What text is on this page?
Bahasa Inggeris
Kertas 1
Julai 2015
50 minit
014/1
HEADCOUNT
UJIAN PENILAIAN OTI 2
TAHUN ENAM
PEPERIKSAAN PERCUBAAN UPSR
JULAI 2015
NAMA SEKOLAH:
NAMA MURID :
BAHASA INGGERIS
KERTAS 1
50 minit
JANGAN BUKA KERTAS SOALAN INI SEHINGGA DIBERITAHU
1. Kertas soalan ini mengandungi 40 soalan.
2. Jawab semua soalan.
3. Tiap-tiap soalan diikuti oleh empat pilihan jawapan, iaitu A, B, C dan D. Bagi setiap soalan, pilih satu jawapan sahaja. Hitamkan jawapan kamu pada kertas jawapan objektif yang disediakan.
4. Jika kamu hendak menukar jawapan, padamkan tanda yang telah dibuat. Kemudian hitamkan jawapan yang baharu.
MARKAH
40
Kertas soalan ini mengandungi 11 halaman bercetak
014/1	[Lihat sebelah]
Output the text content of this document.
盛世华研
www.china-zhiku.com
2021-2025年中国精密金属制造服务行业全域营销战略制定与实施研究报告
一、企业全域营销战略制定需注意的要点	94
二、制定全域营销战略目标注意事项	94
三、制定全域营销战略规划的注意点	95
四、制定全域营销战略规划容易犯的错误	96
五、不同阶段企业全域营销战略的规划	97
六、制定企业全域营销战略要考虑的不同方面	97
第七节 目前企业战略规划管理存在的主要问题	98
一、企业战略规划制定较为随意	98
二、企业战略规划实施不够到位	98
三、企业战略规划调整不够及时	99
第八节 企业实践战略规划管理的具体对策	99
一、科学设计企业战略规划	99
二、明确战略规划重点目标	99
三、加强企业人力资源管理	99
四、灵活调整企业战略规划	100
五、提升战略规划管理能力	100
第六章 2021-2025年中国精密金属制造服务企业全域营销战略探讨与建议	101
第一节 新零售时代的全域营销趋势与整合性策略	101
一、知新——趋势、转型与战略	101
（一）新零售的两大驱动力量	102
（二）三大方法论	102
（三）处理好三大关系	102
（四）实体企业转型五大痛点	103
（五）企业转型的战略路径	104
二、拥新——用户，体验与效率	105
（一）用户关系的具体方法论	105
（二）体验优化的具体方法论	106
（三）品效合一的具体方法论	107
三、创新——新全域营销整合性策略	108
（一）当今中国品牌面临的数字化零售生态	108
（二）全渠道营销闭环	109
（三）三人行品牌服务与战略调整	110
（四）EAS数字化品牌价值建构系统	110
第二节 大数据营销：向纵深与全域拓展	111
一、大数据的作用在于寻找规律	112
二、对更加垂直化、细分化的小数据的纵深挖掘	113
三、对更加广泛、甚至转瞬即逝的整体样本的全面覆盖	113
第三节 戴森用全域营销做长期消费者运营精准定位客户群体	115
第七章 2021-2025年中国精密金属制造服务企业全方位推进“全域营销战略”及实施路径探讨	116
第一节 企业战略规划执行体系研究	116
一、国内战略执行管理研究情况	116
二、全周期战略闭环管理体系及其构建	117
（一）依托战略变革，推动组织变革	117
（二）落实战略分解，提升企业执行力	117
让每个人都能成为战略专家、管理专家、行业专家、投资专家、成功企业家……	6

* _Given problem_: From the line containing "Output the text content of this document." to the last line of the material, please quote every line exactly and only those.

* _Written answer_:
Output the text content of this document.
盛世华研
www.china-zhiku.com
2021-2025年中国精密金属制造服务行业全域营销战略制定与实施研究报告
一、企业全域营销战略制定需注意的要点	94
二、制定全域营销战略目标注意事项	94
三、制定全域营销战略规划的注意点	95
四、制定全域营销战略规划容易犯的错误	96
五、不同阶段企业全域营销战略的规划	97
六、制定企业全域营销战略要考虑的不同方面	97
第七节 目前企业战略规划管理存在的主要问题	98
一、企业战略规划制定较为随意	98
二、企业战略规划实施不够到位	98
三、企业战略规划调整不够及时	99
第八节 企业实践战略规划管理的具体对策	99
一、科学设计企业战略规划	99
二、明确战略规划重点目标	99
三、加强企业人力资源管理	99
四、灵活调整企业战略规划	100
五、提升战略规划管理能力	100
第六章 2021-2025年中国精密金属制造服务企业全域营销战略探讨与建议	101
第一节 新零售时代的全域营销趋势与整合性策略	101
一、知新——趋势、转型与战略	101
（一）新零售的两大驱动力量	102
（二）三大方法论	102
（三）处理好三大关系	102
（四）实体企业转型五大痛点	103
（五）企业转型的战略路径	104
二、拥新——用户，体验与效率	105
（一）用户关系的具体方法论	105
（二）体验优化的具体方法论	106
（三）品效合一的具体方法论	107
三、创新——新全域营销整合性策略	108
（一）当今中国品牌面临的数字化零售生态	108
（二）全渠道营销闭环	109
（三）三人行品牌服务与战略调整	110
（四）EAS数字化品牌价值建构系统	110
第二节 大数据营销：向纵深与全域拓展	111
一、大数据的作用在于寻找规律	112
二、对更加垂直化、细分化的小数据的纵深挖掘	113
三、对更加广泛、甚至转瞬即逝的整体样本的全面覆盖	113
第三节 戴森用全域营销做长期消费者运营精准定位客户群体	115
第七章 2021-2025年中国精密金属制造服务企业全方位推进“全域营销战略”及实施路径探讨	116
第一节 企业战略规划执行体系研究	116
一、国内战略执行管理研究情况	116
二、全周期战略闭环管理体系及其构建	117
（一）依托战略变革，推动组织变革	117
（二）落实战略分解，提升企业执行力	117
让每个人都能成为战略专家、管理专家、行业专家、投资专家、成功企业家……	6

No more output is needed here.